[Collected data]
+ + + + +
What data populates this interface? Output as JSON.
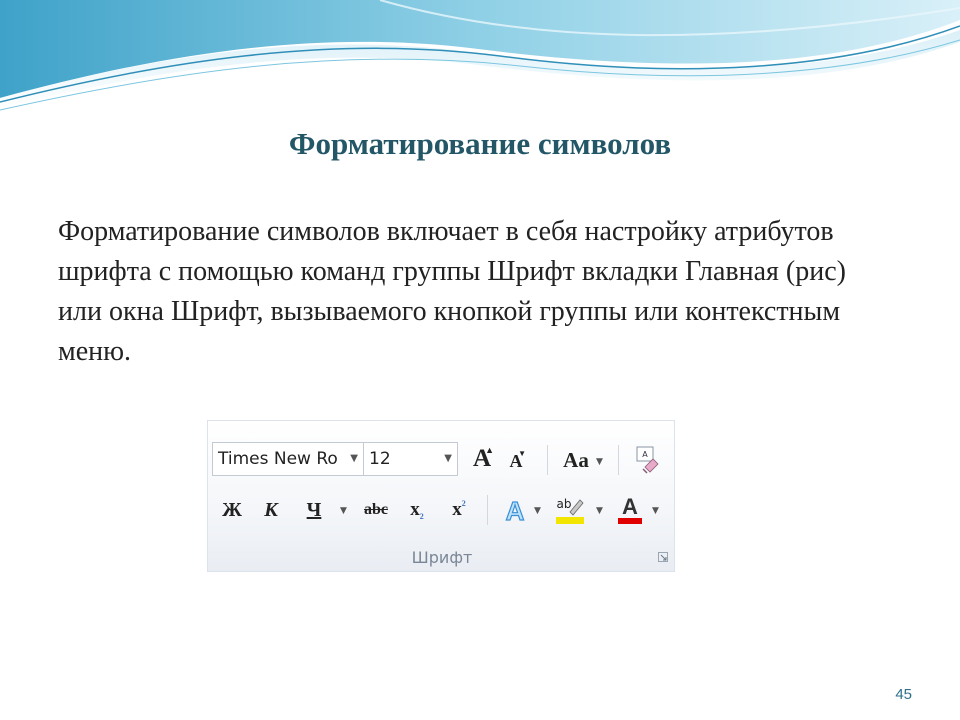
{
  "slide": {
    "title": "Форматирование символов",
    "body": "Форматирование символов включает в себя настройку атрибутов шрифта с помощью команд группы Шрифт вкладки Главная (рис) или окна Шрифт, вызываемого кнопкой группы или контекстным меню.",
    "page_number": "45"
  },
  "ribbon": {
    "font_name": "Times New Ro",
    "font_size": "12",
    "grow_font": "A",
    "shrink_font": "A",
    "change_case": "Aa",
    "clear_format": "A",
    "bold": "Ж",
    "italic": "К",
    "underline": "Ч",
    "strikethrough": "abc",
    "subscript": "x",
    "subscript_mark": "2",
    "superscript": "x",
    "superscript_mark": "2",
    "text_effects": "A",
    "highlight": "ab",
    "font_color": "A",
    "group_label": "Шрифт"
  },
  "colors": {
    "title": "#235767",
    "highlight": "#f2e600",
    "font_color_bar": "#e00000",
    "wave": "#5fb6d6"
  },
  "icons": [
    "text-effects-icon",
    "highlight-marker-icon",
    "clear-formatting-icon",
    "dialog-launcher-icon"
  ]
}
+ + + + +
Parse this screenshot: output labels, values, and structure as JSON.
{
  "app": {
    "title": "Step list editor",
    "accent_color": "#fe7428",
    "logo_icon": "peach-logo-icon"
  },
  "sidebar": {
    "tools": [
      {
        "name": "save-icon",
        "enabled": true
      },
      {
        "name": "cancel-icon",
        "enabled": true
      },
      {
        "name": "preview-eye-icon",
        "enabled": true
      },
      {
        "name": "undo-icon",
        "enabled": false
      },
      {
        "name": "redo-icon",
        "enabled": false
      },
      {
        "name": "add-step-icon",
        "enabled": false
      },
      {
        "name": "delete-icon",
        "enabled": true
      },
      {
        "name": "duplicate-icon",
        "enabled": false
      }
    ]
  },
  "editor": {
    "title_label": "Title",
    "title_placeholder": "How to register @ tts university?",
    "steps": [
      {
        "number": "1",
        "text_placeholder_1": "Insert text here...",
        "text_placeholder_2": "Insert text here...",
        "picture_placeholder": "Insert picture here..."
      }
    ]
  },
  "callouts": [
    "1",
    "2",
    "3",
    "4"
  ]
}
+ + + + +
Your instructions:
Reply with one number only, the count of lines above that hold the string "highlight".

Full output:
3